The Foreman seats the Homestead.
 
 
Initiation
 
The Foreman has general charge of initiations, but may appoint some member as Captain. The Foreman or Captain must assign the different parts to the persons most capable of taking them whether they are the Homestead officers or not Officers should be in costume and should have their parts committed to memory. Very elaborate costumes may be used, but the work will be almost as effective if simple costumes are used.
No costume is prepared for the candidate. If there are two or more candidates, all will be admitted into the hall at once and after Courier’s charge are seated except one.
The Ritual has its origin in Sir Walter Scott’s “Ivanhoe.” The scene is supposed to be in the home or Homestead of Cedric the Saxon, and the characters are the members of his household, visitors, and a stranger—the candidate. It will be noted that Cedric is Foreman, Ivanhoe is Master of Ceremonies, Gurth is Guard, and Isaac, the Jew, is Master of Accounts. The costumes described are those worn in that day, with as few changes as practicable for use in the Homestead.
For full description of costumes please see official catalog which should be in the hands of every Homestead Correspondent. Homesteads should secure full outfit of officers’ costumes as soon as possible after organization. The ritualistic work will be much more impressive and it will add to your membership.
All officers occupy their stations at beginning of initiatory ceremonies except Rebecca, who sits at left of Master of Ceremonies, Courier at Rebecca’s station, Wamba on floor in front Foreman’s station, officers speak from their stations unless otherwise directed.
The Overseer assisted by the Guard should see that all paraphernalia is properly distributed. If there is more than one candidate the language should be changed accordingly.
FOREMAN: Worthy Master of Ceremonies, are there strangers seeking fraternal protection?
MASTER OF CEREMONIES: Honorable Foreman, there is a stranger without our door who seeks admission and asks for fraternal protection.
FOREMAN: Worthy Overseer, has the Master of Ceremonies heard aright? Do you desire to present the stranger to this Homestead?
OVERSEER: Honorable Foreman, the Master of Ceremonies is correct. I do so desire.
FOREMAN: Worthy Correspondent, you will accompany the Overseer to the ante-room; return and report the result of your investigation.

------

● REQUIREMENT A: In the listing, switch "Ellipse shape" to "Oval" from the line with "233, 507, 243]" up to and including the line with "313, 860, 323]", leaving everything else unchanged. Give only those lines.

------

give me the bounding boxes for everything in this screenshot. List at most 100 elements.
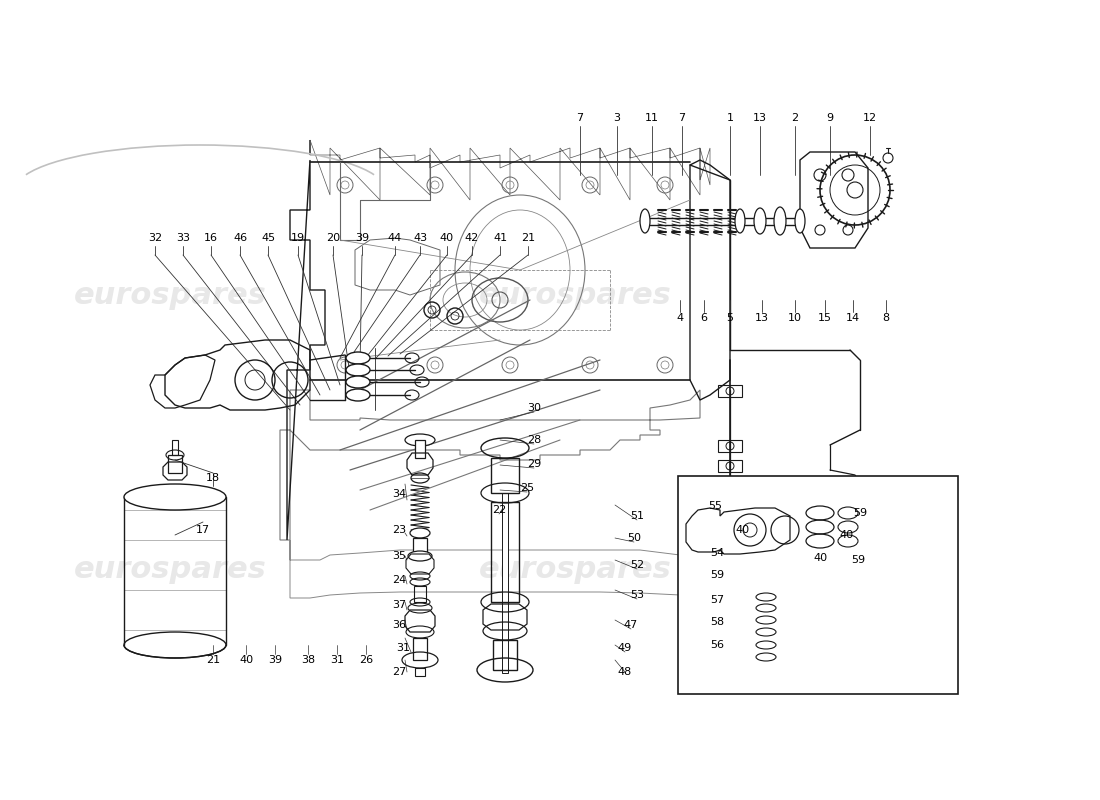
Text: 41: 41	[493, 233, 507, 243]
Text: 8: 8	[882, 313, 890, 323]
Text: 7: 7	[679, 113, 685, 123]
Text: 11: 11	[645, 113, 659, 123]
Text: 9: 9	[826, 113, 834, 123]
Text: 48: 48	[618, 667, 632, 677]
Text: 56: 56	[710, 640, 724, 650]
Bar	[678, 476, 958, 694]
Text: 57: 57	[710, 595, 724, 605]
Text: 5: 5	[726, 313, 734, 323]
Bar	[415, 668, 425, 676]
Text: 39: 39	[268, 655, 282, 665]
Text: 18: 18	[206, 473, 220, 483]
Bar	[718, 460, 743, 472]
Text: 10: 10	[788, 313, 802, 323]
Text: 16: 16	[204, 233, 218, 243]
Text: eurospares: eurospares	[478, 281, 671, 310]
Ellipse shape	[754, 208, 766, 234]
Text: 21: 21	[206, 655, 220, 665]
Text: 40: 40	[239, 655, 253, 665]
Text: 31: 31	[396, 643, 410, 653]
Bar	[412, 638, 427, 660]
Text: 37: 37	[392, 600, 406, 610]
Text: 46: 46	[233, 233, 248, 243]
Bar	[502, 493, 508, 673]
Text: 59: 59	[852, 508, 867, 518]
Text: 40: 40	[813, 553, 827, 563]
Text: 38: 38	[301, 655, 315, 665]
Text: 35: 35	[392, 551, 406, 561]
Text: 49: 49	[618, 643, 632, 653]
Text: 2: 2	[791, 113, 799, 123]
Text: eurospares: eurospares	[478, 555, 671, 585]
Text: 36: 36	[392, 620, 406, 630]
Text: 50: 50	[627, 533, 641, 543]
Text: eurospares: eurospares	[74, 555, 266, 585]
Text: 12: 12	[862, 113, 877, 123]
Text: 24: 24	[392, 575, 406, 585]
Text: 40: 40	[440, 233, 454, 243]
Text: 39: 39	[355, 233, 370, 243]
Text: 43: 43	[412, 233, 427, 243]
Ellipse shape	[346, 364, 370, 376]
Ellipse shape	[640, 209, 650, 233]
Text: 54: 54	[710, 548, 724, 558]
Text: 13: 13	[754, 113, 767, 123]
Text: 28: 28	[527, 435, 541, 445]
Bar	[415, 440, 425, 458]
Ellipse shape	[346, 389, 370, 401]
Text: 53: 53	[630, 590, 644, 600]
Text: 42: 42	[465, 233, 480, 243]
Bar	[172, 440, 178, 455]
Bar	[168, 455, 182, 473]
Text: 44: 44	[388, 233, 403, 243]
Text: 58: 58	[710, 617, 724, 627]
Text: 25: 25	[520, 483, 535, 493]
Text: 3: 3	[614, 113, 620, 123]
Bar	[718, 385, 743, 397]
Ellipse shape	[346, 376, 370, 388]
Ellipse shape	[735, 209, 745, 233]
Text: 52: 52	[630, 560, 645, 570]
Bar	[493, 640, 517, 670]
Text: 47: 47	[624, 620, 638, 630]
Bar	[491, 458, 519, 493]
Text: 26: 26	[359, 655, 373, 665]
Text: 27: 27	[392, 667, 406, 677]
Ellipse shape	[795, 209, 805, 233]
Text: 4: 4	[676, 313, 683, 323]
Text: 6: 6	[701, 313, 707, 323]
Bar	[414, 586, 426, 602]
Text: 23: 23	[392, 525, 406, 535]
Text: 31: 31	[330, 655, 344, 665]
Bar	[718, 440, 743, 452]
Text: 14: 14	[846, 313, 860, 323]
Text: 51: 51	[630, 511, 644, 521]
Text: 32: 32	[147, 233, 162, 243]
Text: 55: 55	[708, 501, 722, 511]
Ellipse shape	[346, 352, 370, 364]
Text: 59: 59	[710, 570, 724, 580]
Text: 22: 22	[492, 505, 506, 515]
Text: 13: 13	[755, 313, 769, 323]
Bar	[412, 538, 427, 556]
Text: eurospares: eurospares	[74, 281, 266, 310]
Bar	[491, 502, 519, 602]
Ellipse shape	[408, 551, 432, 561]
Ellipse shape	[124, 484, 226, 510]
Text: 59: 59	[851, 555, 865, 565]
Text: 30: 30	[527, 403, 541, 413]
Text: 21: 21	[521, 233, 535, 243]
Text: 17: 17	[196, 525, 210, 535]
Ellipse shape	[410, 528, 430, 538]
Text: 33: 33	[176, 233, 190, 243]
Ellipse shape	[774, 207, 786, 235]
Text: 7: 7	[576, 113, 584, 123]
Text: 45: 45	[261, 233, 275, 243]
Text: 1: 1	[726, 113, 734, 123]
Text: 19: 19	[290, 233, 305, 243]
Text: 40: 40	[840, 530, 854, 540]
Text: 20: 20	[326, 233, 340, 243]
Text: 15: 15	[818, 313, 832, 323]
Text: 29: 29	[527, 459, 541, 469]
Text: 34: 34	[392, 489, 406, 499]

------

● REQUIREMENT B: According to the initiation passage, in which work does the Ritual have its origin?

● RESULT A:
Text: 41: 41	[493, 233, 507, 243]
Text: 8: 8	[882, 313, 890, 323]
Text: 7: 7	[679, 113, 685, 123]
Text: 11: 11	[645, 113, 659, 123]
Text: 9: 9	[826, 113, 834, 123]
Text: 48: 48	[618, 667, 632, 677]
Text: 56: 56	[710, 640, 724, 650]
Bar	[678, 476, 958, 694]
Text: 57: 57	[710, 595, 724, 605]
Text: 5: 5	[726, 313, 734, 323]
Bar	[415, 668, 425, 676]
Text: 39: 39	[268, 655, 282, 665]
Text: 18: 18	[206, 473, 220, 483]
Bar	[718, 460, 743, 472]
Text: 10: 10	[788, 313, 802, 323]
Text: 16: 16	[204, 233, 218, 243]
Text: eurospares: eurospares	[478, 281, 671, 310]
Oval	[754, 208, 766, 234]
Text: 21: 21	[206, 655, 220, 665]
Text: 40: 40	[239, 655, 253, 665]
Text: 31: 31	[396, 643, 410, 653]
Bar	[412, 638, 427, 660]
Text: 37: 37	[392, 600, 406, 610]
Text: 46: 46	[233, 233, 248, 243]
Bar	[502, 493, 508, 673]
Text: 59: 59	[852, 508, 867, 518]
Text: 40: 40	[813, 553, 827, 563]
Text: 38: 38	[301, 655, 315, 665]
Text: 35: 35	[392, 551, 406, 561]
Text: 49: 49	[618, 643, 632, 653]
Text: 2: 2	[791, 113, 799, 123]
Text: eurospares: eurospares	[478, 555, 671, 585]
Text: 36: 36	[392, 620, 406, 630]
Text: 50: 50	[627, 533, 641, 543]
Text: eurospares: eurospares	[74, 555, 266, 585]
Text: 12: 12	[862, 113, 877, 123]
Text: 24: 24	[392, 575, 406, 585]
Text: 40: 40	[440, 233, 454, 243]
Text: 39: 39	[355, 233, 370, 243]
Text: 43: 43	[412, 233, 427, 243]
Oval	[346, 364, 370, 376]
Oval	[640, 209, 650, 233]
Text: 54: 54	[710, 548, 724, 558]
Text: 13: 13	[754, 113, 767, 123]
Text: 28: 28	[527, 435, 541, 445]
Bar	[415, 440, 425, 458]
Oval	[346, 389, 370, 401]
Text: 53: 53	[630, 590, 644, 600]
Text: 42: 42	[465, 233, 480, 243]
Bar	[172, 440, 178, 455]
Bar	[168, 455, 182, 473]
Text: 44: 44	[388, 233, 403, 243]
Text: 58: 58	[710, 617, 724, 627]
Text: 25: 25	[520, 483, 535, 493]
Text: 3: 3	[614, 113, 620, 123]
Bar	[718, 385, 743, 397]
Oval	[346, 376, 370, 388]
Oval	[735, 209, 745, 233]
Text: 52: 52	[630, 560, 645, 570]
Bar	[493, 640, 517, 670]
Text: 47: 47	[624, 620, 638, 630]
Bar	[491, 458, 519, 493]
Text: 26: 26	[359, 655, 373, 665]
Text: 27: 27	[392, 667, 406, 677]
Oval	[795, 209, 805, 233]
Text: 4: 4	[676, 313, 683, 323]
Text: 6: 6	[701, 313, 707, 323]
Bar	[414, 586, 426, 602]
Text: 23: 23	[392, 525, 406, 535]
Text: 31: 31	[330, 655, 344, 665]
Bar	[718, 440, 743, 452]
Text: 14: 14	[846, 313, 860, 323]

● RESULT B: Sir Walter Scott's "Ivanhoe."